# start of MATERIAL FOR THE TASK

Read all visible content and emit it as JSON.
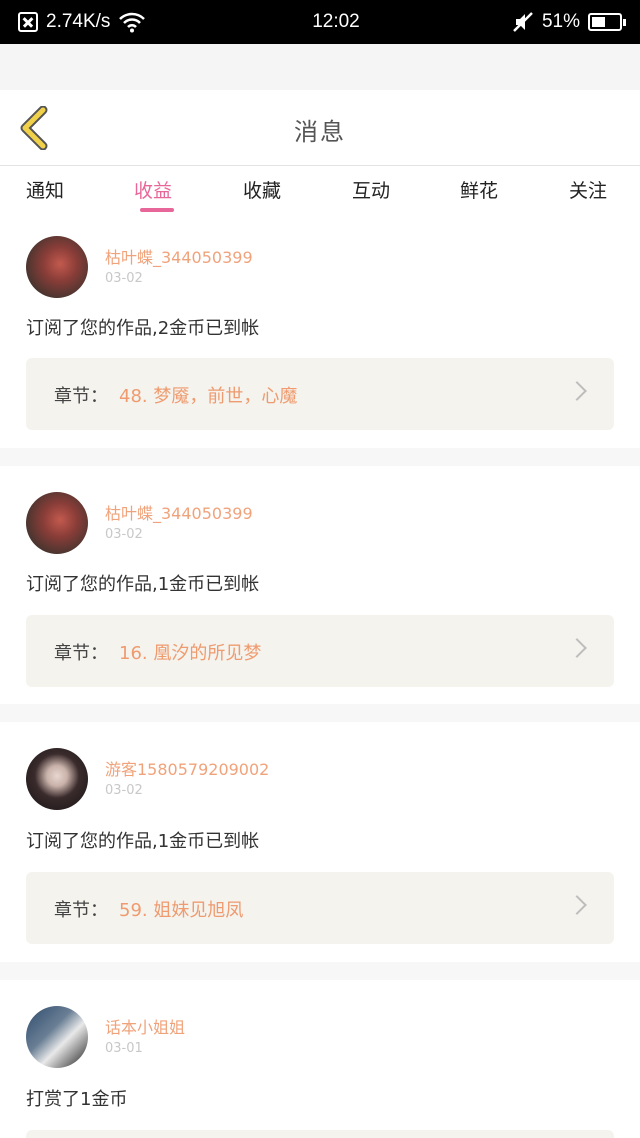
{
  "status_bar": {
    "network_speed": "2.74K/s",
    "time": "12:02",
    "battery": "51%",
    "battery_level": 0.51,
    "icons": [
      "close-box-icon",
      "wifi-icon",
      "mute-icon",
      "battery-icon"
    ]
  },
  "header": {
    "title": "消息",
    "back_icon": "chevron-left-icon"
  },
  "tabs": [
    {
      "label": "通知"
    },
    {
      "label": "收益",
      "active": true
    },
    {
      "label": "收藏"
    },
    {
      "label": "互动"
    },
    {
      "label": "鲜花"
    },
    {
      "label": "关注"
    }
  ],
  "chapter_label": "章节：",
  "messages": [
    {
      "user": "枯叶蝶_344050399",
      "date": "03-02",
      "text": "订阅了您的作品,2金币已到帐",
      "chapter": "48. 梦魇，前世，心魔"
    },
    {
      "user": "枯叶蝶_344050399",
      "date": "03-02",
      "text": "订阅了您的作品,1金币已到帐",
      "chapter": "16. 凰汐的所见梦"
    },
    {
      "user": "游客1580579209002",
      "date": "03-02",
      "text": "订阅了您的作品,1金币已到帐",
      "chapter": "59. 姐妹见旭凤"
    },
    {
      "user": "话本小姐姐",
      "date": "03-01",
      "text": "打赏了1金币"
    }
  ],
  "colors": {
    "accent": "#e8679a",
    "username": "#f0a37b",
    "chapter": "#ef9b6f",
    "back_icon": "#f1d14a"
  }
}
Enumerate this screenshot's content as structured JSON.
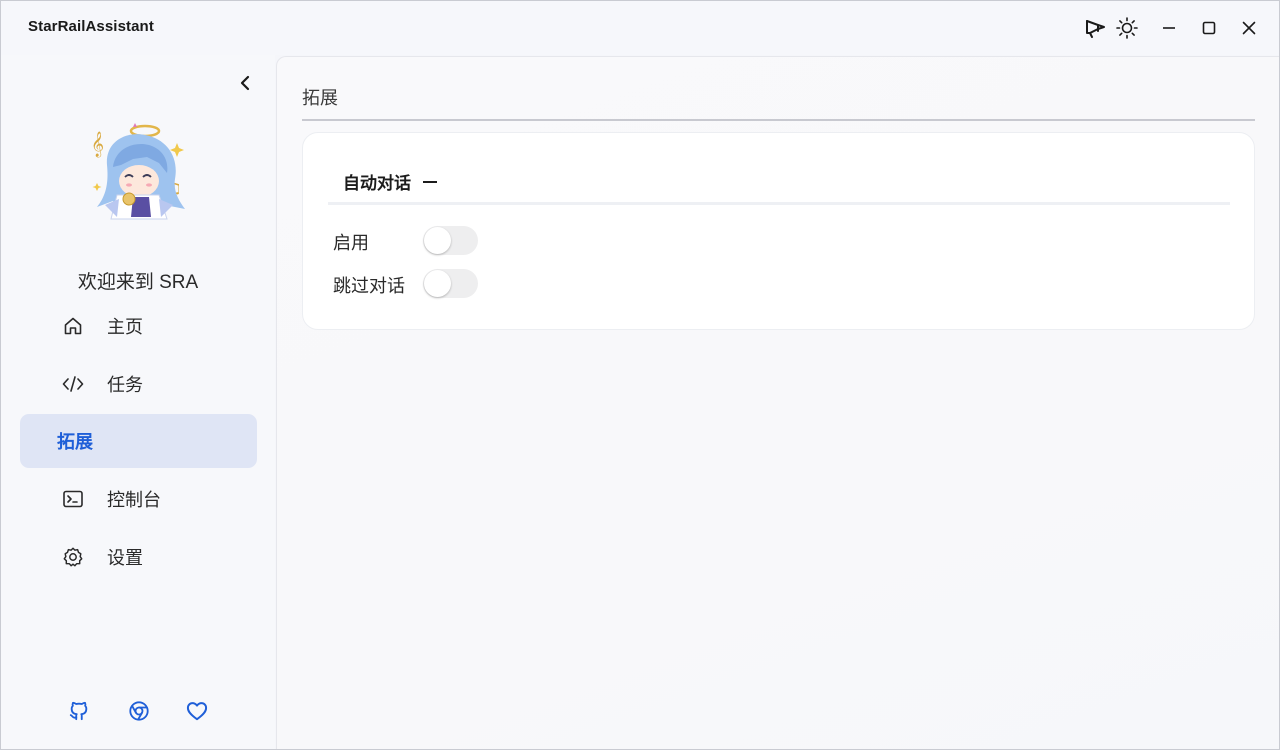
{
  "app": {
    "title": "StarRailAssistant"
  },
  "titlebar": {
    "icons": [
      "announcement-icon",
      "theme-sun-icon",
      "minimize-icon",
      "maximize-icon",
      "close-icon"
    ]
  },
  "sidebar": {
    "welcome": "欢迎来到 SRA",
    "items": [
      {
        "label": "主页",
        "icon": "home-icon",
        "active": false
      },
      {
        "label": "任务",
        "icon": "code-icon",
        "active": false
      },
      {
        "label": "拓展",
        "icon": "",
        "active": true
      },
      {
        "label": "控制台",
        "icon": "terminal-icon",
        "active": false
      },
      {
        "label": "设置",
        "icon": "gear-icon",
        "active": false
      }
    ],
    "footer_icons": [
      "github-icon",
      "chrome-icon",
      "heart-icon"
    ]
  },
  "main": {
    "page_title": "拓展",
    "card": {
      "header": "自动对话",
      "options": [
        {
          "label": "启用",
          "enabled": false
        },
        {
          "label": "跳过对话",
          "enabled": false
        }
      ]
    }
  },
  "colors": {
    "accent": "#1f5fd8",
    "active_nav_bg": "#dfe5f5",
    "window_bg": "#f5f6fa"
  }
}
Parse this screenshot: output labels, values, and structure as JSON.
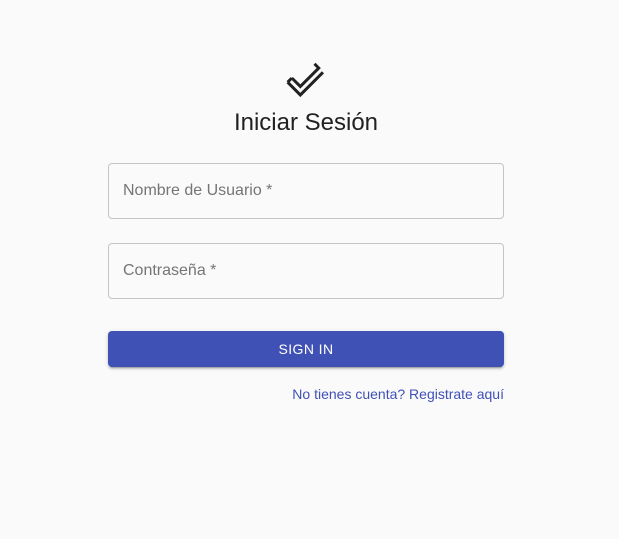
{
  "logo": {
    "icon": "check-box-outline-icon"
  },
  "title": "Iniciar Sesión",
  "username": {
    "label": "Nombre de Usuario *",
    "value": ""
  },
  "password": {
    "label": "Contraseña *",
    "value": ""
  },
  "signin_button": "SIGN IN",
  "register_link": "No tienes cuenta? Registrate aquí",
  "colors": {
    "primary": "#3f51b5",
    "background": "#fafafa",
    "border": "#c4c4c4",
    "label": "#757575"
  }
}
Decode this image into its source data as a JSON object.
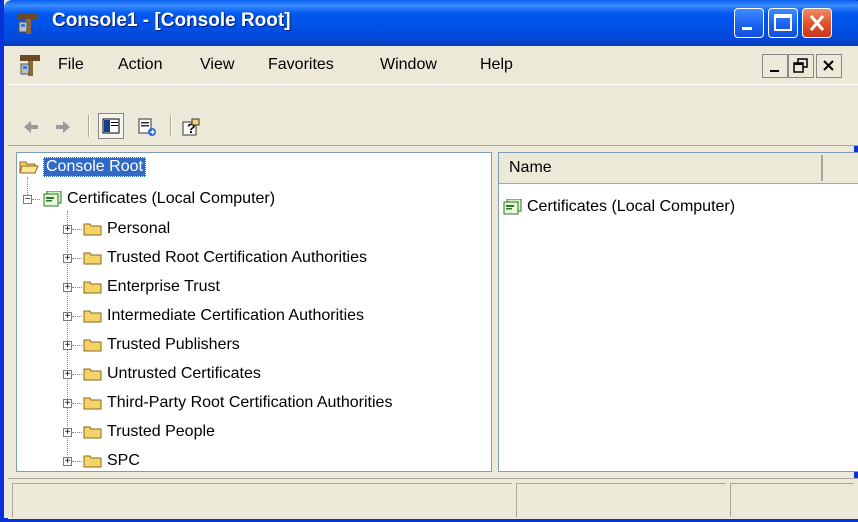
{
  "window": {
    "title": "Console1 - [Console Root]"
  },
  "menubar": {
    "items": [
      "File",
      "Action",
      "View",
      "Favorites",
      "Window",
      "Help"
    ]
  },
  "tree": {
    "root": "Console Root",
    "computer": "Certificates (Local Computer)",
    "stores": [
      "Personal",
      "Trusted Root Certification Authorities",
      "Enterprise Trust",
      "Intermediate Certification Authorities",
      "Trusted Publishers",
      "Untrusted Certificates",
      "Third-Party Root Certification Authorities",
      "Trusted People",
      "SPC"
    ]
  },
  "list": {
    "column_name": "Name",
    "items": [
      "Certificates (Local Computer)"
    ]
  },
  "colors": {
    "titlebar": "#0058ee",
    "selection": "#316ac5",
    "folder": "#f5d36b"
  }
}
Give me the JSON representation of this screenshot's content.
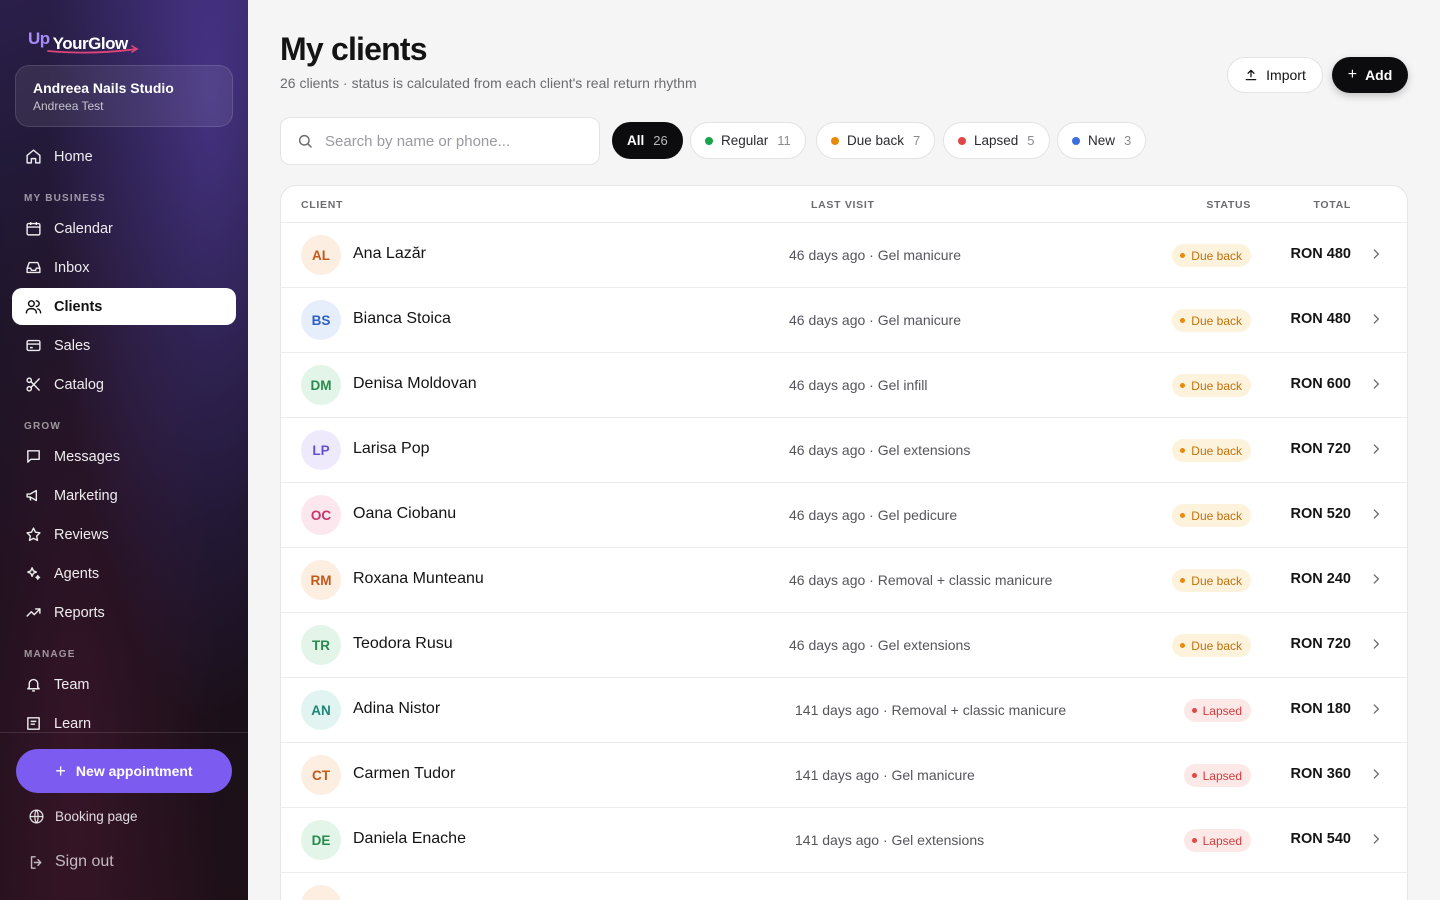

# end of MATERIAL FOR THE TASK

Copy every line above word for word and exclude the pictures.

**TASK RESPONSE**
Read all visible content and emit it as JSON.
{
  "status_bar": {
    "network_speed": "2.74K/s",
    "time": "12:02",
    "battery": "51%",
    "battery_level": 0.51,
    "icons": [
      "close-box-icon",
      "wifi-icon",
      "mute-icon",
      "battery-icon"
    ]
  },
  "header": {
    "title": "消息",
    "back_icon": "chevron-left-icon"
  },
  "tabs": [
    {
      "label": "通知"
    },
    {
      "label": "收益",
      "active": true
    },
    {
      "label": "收藏"
    },
    {
      "label": "互动"
    },
    {
      "label": "鲜花"
    },
    {
      "label": "关注"
    }
  ],
  "chapter_label": "章节：",
  "messages": [
    {
      "user": "枯叶蝶_344050399",
      "date": "03-02",
      "text": "订阅了您的作品,2金币已到帐",
      "chapter": "48. 梦魇，前世，心魔"
    },
    {
      "user": "枯叶蝶_344050399",
      "date": "03-02",
      "text": "订阅了您的作品,1金币已到帐",
      "chapter": "16. 凰汐的所见梦"
    },
    {
      "user": "游客1580579209002",
      "date": "03-02",
      "text": "订阅了您的作品,1金币已到帐",
      "chapter": "59. 姐妹见旭凤"
    },
    {
      "user": "话本小姐姐",
      "date": "03-01",
      "text": "打赏了1金币"
    }
  ],
  "colors": {
    "accent": "#e8679a",
    "username": "#f0a37b",
    "chapter": "#ef9b6f",
    "back_icon": "#f1d14a"
  }
}
Enumerate this screenshot's content as structured JSON.
{
  "app": {
    "title": "StarRailAssistant"
  },
  "titlebar": {
    "icons": [
      "announcement-icon",
      "theme-sun-icon",
      "minimize-icon",
      "maximize-icon",
      "close-icon"
    ]
  },
  "sidebar": {
    "welcome": "欢迎来到 SRA",
    "items": [
      {
        "label": "主页",
        "icon": "home-icon",
        "active": false
      },
      {
        "label": "任务",
        "icon": "code-icon",
        "active": false
      },
      {
        "label": "拓展",
        "icon": "",
        "active": true
      },
      {
        "label": "控制台",
        "icon": "terminal-icon",
        "active": false
      },
      {
        "label": "设置",
        "icon": "gear-icon",
        "active": false
      }
    ],
    "footer_icons": [
      "github-icon",
      "chrome-icon",
      "heart-icon"
    ]
  },
  "main": {
    "page_title": "拓展",
    "card": {
      "header": "自动对话",
      "options": [
        {
          "label": "启用",
          "enabled": false
        },
        {
          "label": "跳过对话",
          "enabled": false
        }
      ]
    }
  },
  "colors": {
    "accent": "#1f5fd8",
    "active_nav_bg": "#dfe5f5",
    "window_bg": "#f5f6fa"
  }
}
Parse this screenshot: output labels, values, and structure as JSON.
{
  "logo": {
    "icon": "check-box-outline-icon"
  },
  "title": "Iniciar Sesión",
  "username": {
    "label": "Nombre de Usuario *",
    "value": ""
  },
  "password": {
    "label": "Contraseña *",
    "value": ""
  },
  "signin_button": "SIGN IN",
  "register_link": "No tienes cuenta? Registrate aquí",
  "colors": {
    "primary": "#3f51b5",
    "background": "#fafafa",
    "border": "#c4c4c4",
    "label": "#757575"
  }
}
Decode this image into its source data as a JSON object.
{
  "window": {
    "title": "Console1 - [Console Root]"
  },
  "menubar": {
    "items": [
      "File",
      "Action",
      "View",
      "Favorites",
      "Window",
      "Help"
    ]
  },
  "tree": {
    "root": "Console Root",
    "computer": "Certificates (Local Computer)",
    "stores": [
      "Personal",
      "Trusted Root Certification Authorities",
      "Enterprise Trust",
      "Intermediate Certification Authorities",
      "Trusted Publishers",
      "Untrusted Certificates",
      "Third-Party Root Certification Authorities",
      "Trusted People",
      "SPC"
    ]
  },
  "list": {
    "column_name": "Name",
    "items": [
      "Certificates (Local Computer)"
    ]
  },
  "colors": {
    "titlebar": "#0058ee",
    "selection": "#316ac5",
    "folder": "#f5d36b"
  }
}
Give me the JSON representation of this screenshot's content.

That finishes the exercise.